** Data items **
- - - - - - -

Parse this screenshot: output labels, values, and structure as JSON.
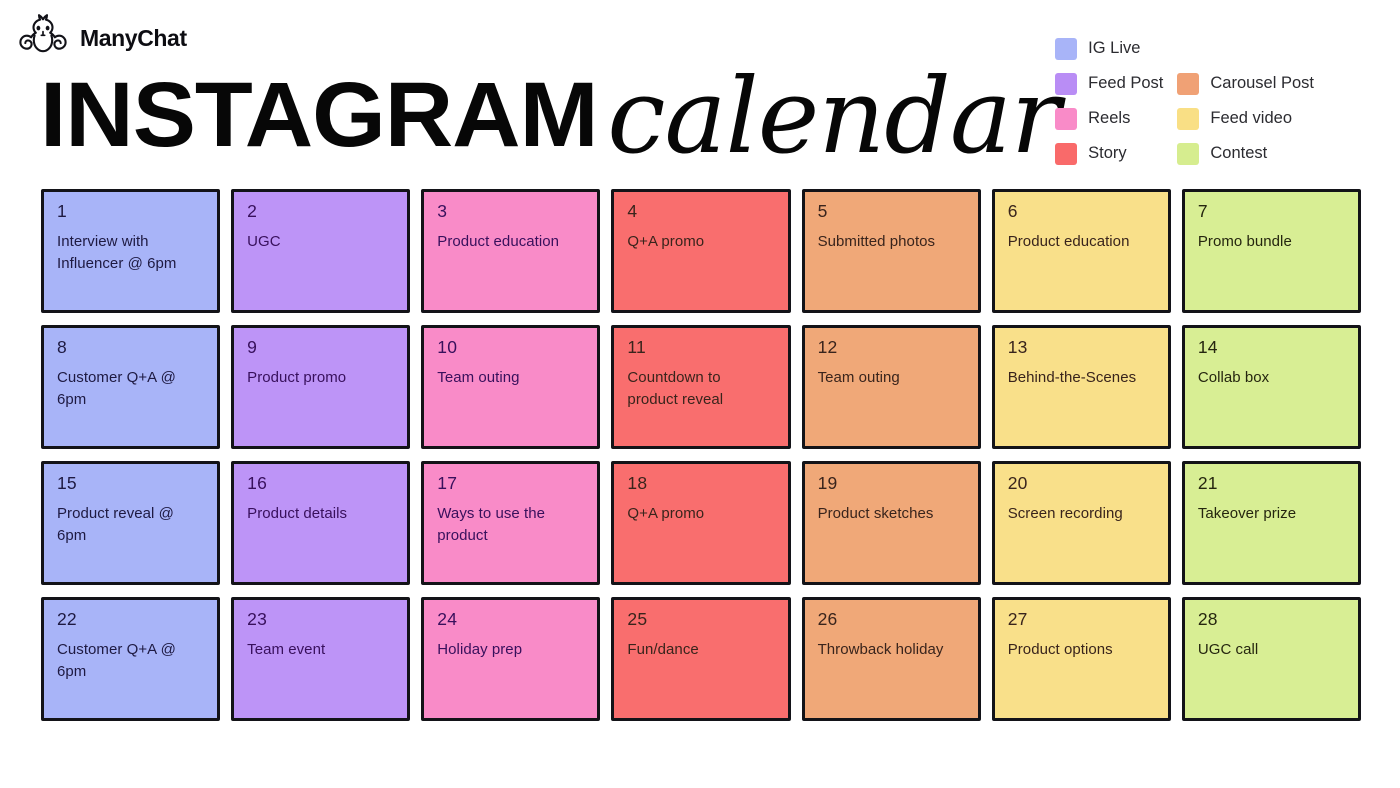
{
  "brand": {
    "name": "ManyChat",
    "logo_icon": "octopus-icon"
  },
  "header": {
    "title_main": "INSTAGRAM",
    "title_script": "calendar"
  },
  "legend": {
    "left": [
      {
        "label": "IG Live",
        "color": "#A8B4F8"
      },
      {
        "label": "Feed Post",
        "color": "#B98DF5"
      },
      {
        "label": "Reels",
        "color": "#F98BC8"
      },
      {
        "label": "Story",
        "color": "#F96A6A"
      }
    ],
    "right": [
      {
        "label": "",
        "color": ""
      },
      {
        "label": "Carousel Post",
        "color": "#F0A175"
      },
      {
        "label": "Feed video",
        "color": "#F9DF85"
      },
      {
        "label": "Contest",
        "color": "#D6ED8F"
      }
    ]
  },
  "colors": {
    "ig_live": "#A8B4F8",
    "feed_post": "#BD94F7",
    "reels": "#F98BC8",
    "story": "#F96E6E",
    "carousel_post": "#F0A878",
    "feed_video": "#F9E08A",
    "contest": "#D8EE94",
    "border": "#131318",
    "background": "#FFFFFF"
  },
  "calendar": {
    "cells": [
      {
        "day": "1",
        "text": "Interview with Influencer @ 6pm",
        "category": "IG Live",
        "color": "#A8B4F8",
        "tone": "tone-dark"
      },
      {
        "day": "2",
        "text": "UGC",
        "category": "Feed Post",
        "color": "#BD94F7",
        "tone": "tone-plum"
      },
      {
        "day": "3",
        "text": "Product education",
        "category": "Reels",
        "color": "#F98BC8",
        "tone": "tone-plum"
      },
      {
        "day": "4",
        "text": "Q+A promo",
        "category": "Story",
        "color": "#F96E6E",
        "tone": "tone-brown"
      },
      {
        "day": "5",
        "text": "Submitted photos",
        "category": "Carousel Post",
        "color": "#F0A878",
        "tone": "tone-brown"
      },
      {
        "day": "6",
        "text": "Product education",
        "category": "Feed video",
        "color": "#F9E08A",
        "tone": "tone-brown"
      },
      {
        "day": "7",
        "text": "Promo bundle",
        "category": "Contest",
        "color": "#D8EE94",
        "tone": "tone-olive"
      },
      {
        "day": "8",
        "text": "Customer Q+A @ 6pm",
        "category": "IG Live",
        "color": "#A8B4F8",
        "tone": "tone-dark"
      },
      {
        "day": "9",
        "text": "Product promo",
        "category": "Feed Post",
        "color": "#BD94F7",
        "tone": "tone-plum"
      },
      {
        "day": "10",
        "text": "Team outing",
        "category": "Reels",
        "color": "#F98BC8",
        "tone": "tone-plum"
      },
      {
        "day": "11",
        "text": "Countdown to product reveal",
        "category": "Story",
        "color": "#F96E6E",
        "tone": "tone-brown"
      },
      {
        "day": "12",
        "text": "Team outing",
        "category": "Carousel Post",
        "color": "#F0A878",
        "tone": "tone-brown"
      },
      {
        "day": "13",
        "text": "Behind-the-Scenes",
        "category": "Feed video",
        "color": "#F9E08A",
        "tone": "tone-brown"
      },
      {
        "day": "14",
        "text": "Collab box",
        "category": "Contest",
        "color": "#D8EE94",
        "tone": "tone-olive"
      },
      {
        "day": "15",
        "text": "Product reveal @ 6pm",
        "category": "IG Live",
        "color": "#A8B4F8",
        "tone": "tone-dark"
      },
      {
        "day": "16",
        "text": "Product details",
        "category": "Feed Post",
        "color": "#BD94F7",
        "tone": "tone-plum"
      },
      {
        "day": "17",
        "text": "Ways to use the product",
        "category": "Reels",
        "color": "#F98BC8",
        "tone": "tone-plum"
      },
      {
        "day": "18",
        "text": "Q+A promo",
        "category": "Story",
        "color": "#F96E6E",
        "tone": "tone-brown"
      },
      {
        "day": "19",
        "text": "Product sketches",
        "category": "Carousel Post",
        "color": "#F0A878",
        "tone": "tone-brown"
      },
      {
        "day": "20",
        "text": "Screen recording",
        "category": "Feed video",
        "color": "#F9E08A",
        "tone": "tone-brown"
      },
      {
        "day": "21",
        "text": "Takeover prize",
        "category": "Contest",
        "color": "#D8EE94",
        "tone": "tone-olive"
      },
      {
        "day": "22",
        "text": "Customer Q+A @ 6pm",
        "category": "IG Live",
        "color": "#A8B4F8",
        "tone": "tone-dark"
      },
      {
        "day": "23",
        "text": "Team event",
        "category": "Feed Post",
        "color": "#BD94F7",
        "tone": "tone-plum"
      },
      {
        "day": "24",
        "text": "Holiday prep",
        "category": "Reels",
        "color": "#F98BC8",
        "tone": "tone-plum"
      },
      {
        "day": "25",
        "text": "Fun/dance",
        "category": "Story",
        "color": "#F96E6E",
        "tone": "tone-brown"
      },
      {
        "day": "26",
        "text": "Throwback holiday",
        "category": "Carousel Post",
        "color": "#F0A878",
        "tone": "tone-brown"
      },
      {
        "day": "27",
        "text": "Product options",
        "category": "Feed video",
        "color": "#F9E08A",
        "tone": "tone-brown"
      },
      {
        "day": "28",
        "text": "UGC call",
        "category": "Contest",
        "color": "#D8EE94",
        "tone": "tone-olive"
      }
    ]
  }
}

- - - - - - -

** SHORT PROBLEM **
Print the listing above in full, exactly as written. Omit any pictures.

** EXERCISE ANSWER **
Parse this screenshot: output labels, values, and structure as JSON.
{
  "brand": {
    "name": "ManyChat",
    "logo_icon": "octopus-icon"
  },
  "header": {
    "title_main": "INSTAGRAM",
    "title_script": "calendar"
  },
  "legend": {
    "left": [
      {
        "label": "IG Live",
        "color": "#A8B4F8"
      },
      {
        "label": "Feed Post",
        "color": "#B98DF5"
      },
      {
        "label": "Reels",
        "color": "#F98BC8"
      },
      {
        "label": "Story",
        "color": "#F96A6A"
      }
    ],
    "right": [
      {
        "label": "",
        "color": ""
      },
      {
        "label": "Carousel Post",
        "color": "#F0A175"
      },
      {
        "label": "Feed video",
        "color": "#F9DF85"
      },
      {
        "label": "Contest",
        "color": "#D6ED8F"
      }
    ]
  },
  "colors": {
    "ig_live": "#A8B4F8",
    "feed_post": "#BD94F7",
    "reels": "#F98BC8",
    "story": "#F96E6E",
    "carousel_post": "#F0A878",
    "feed_video": "#F9E08A",
    "contest": "#D8EE94",
    "border": "#131318",
    "background": "#FFFFFF"
  },
  "calendar": {
    "cells": [
      {
        "day": "1",
        "text": "Interview with Influencer @ 6pm",
        "category": "IG Live",
        "color": "#A8B4F8",
        "tone": "tone-dark"
      },
      {
        "day": "2",
        "text": "UGC",
        "category": "Feed Post",
        "color": "#BD94F7",
        "tone": "tone-plum"
      },
      {
        "day": "3",
        "text": "Product education",
        "category": "Reels",
        "color": "#F98BC8",
        "tone": "tone-plum"
      },
      {
        "day": "4",
        "text": "Q+A promo",
        "category": "Story",
        "color": "#F96E6E",
        "tone": "tone-brown"
      },
      {
        "day": "5",
        "text": "Submitted photos",
        "category": "Carousel Post",
        "color": "#F0A878",
        "tone": "tone-brown"
      },
      {
        "day": "6",
        "text": "Product education",
        "category": "Feed video",
        "color": "#F9E08A",
        "tone": "tone-brown"
      },
      {
        "day": "7",
        "text": "Promo bundle",
        "category": "Contest",
        "color": "#D8EE94",
        "tone": "tone-olive"
      },
      {
        "day": "8",
        "text": "Customer Q+A @ 6pm",
        "category": "IG Live",
        "color": "#A8B4F8",
        "tone": "tone-dark"
      },
      {
        "day": "9",
        "text": "Product promo",
        "category": "Feed Post",
        "color": "#BD94F7",
        "tone": "tone-plum"
      },
      {
        "day": "10",
        "text": "Team outing",
        "category": "Reels",
        "color": "#F98BC8",
        "tone": "tone-plum"
      },
      {
        "day": "11",
        "text": "Countdown to product reveal",
        "category": "Story",
        "color": "#F96E6E",
        "tone": "tone-brown"
      },
      {
        "day": "12",
        "text": "Team outing",
        "category": "Carousel Post",
        "color": "#F0A878",
        "tone": "tone-brown"
      },
      {
        "day": "13",
        "text": "Behind-the-Scenes",
        "category": "Feed video",
        "color": "#F9E08A",
        "tone": "tone-brown"
      },
      {
        "day": "14",
        "text": "Collab box",
        "category": "Contest",
        "color": "#D8EE94",
        "tone": "tone-olive"
      },
      {
        "day": "15",
        "text": "Product reveal @ 6pm",
        "category": "IG Live",
        "color": "#A8B4F8",
        "tone": "tone-dark"
      },
      {
        "day": "16",
        "text": "Product details",
        "category": "Feed Post",
        "color": "#BD94F7",
        "tone": "tone-plum"
      },
      {
        "day": "17",
        "text": "Ways to use the product",
        "category": "Reels",
        "color": "#F98BC8",
        "tone": "tone-plum"
      },
      {
        "day": "18",
        "text": "Q+A promo",
        "category": "Story",
        "color": "#F96E6E",
        "tone": "tone-brown"
      },
      {
        "day": "19",
        "text": "Product sketches",
        "category": "Carousel Post",
        "color": "#F0A878",
        "tone": "tone-brown"
      },
      {
        "day": "20",
        "text": "Screen recording",
        "category": "Feed video",
        "color": "#F9E08A",
        "tone": "tone-brown"
      },
      {
        "day": "21",
        "text": "Takeover prize",
        "category": "Contest",
        "color": "#D8EE94",
        "tone": "tone-olive"
      },
      {
        "day": "22",
        "text": "Customer Q+A @ 6pm",
        "category": "IG Live",
        "color": "#A8B4F8",
        "tone": "tone-dark"
      },
      {
        "day": "23",
        "text": "Team event",
        "category": "Feed Post",
        "color": "#BD94F7",
        "tone": "tone-plum"
      },
      {
        "day": "24",
        "text": "Holiday prep",
        "category": "Reels",
        "color": "#F98BC8",
        "tone": "tone-plum"
      },
      {
        "day": "25",
        "text": "Fun/dance",
        "category": "Story",
        "color": "#F96E6E",
        "tone": "tone-brown"
      },
      {
        "day": "26",
        "text": "Throwback holiday",
        "category": "Carousel Post",
        "color": "#F0A878",
        "tone": "tone-brown"
      },
      {
        "day": "27",
        "text": "Product options",
        "category": "Feed video",
        "color": "#F9E08A",
        "tone": "tone-brown"
      },
      {
        "day": "28",
        "text": "UGC call",
        "category": "Contest",
        "color": "#D8EE94",
        "tone": "tone-olive"
      }
    ]
  }
}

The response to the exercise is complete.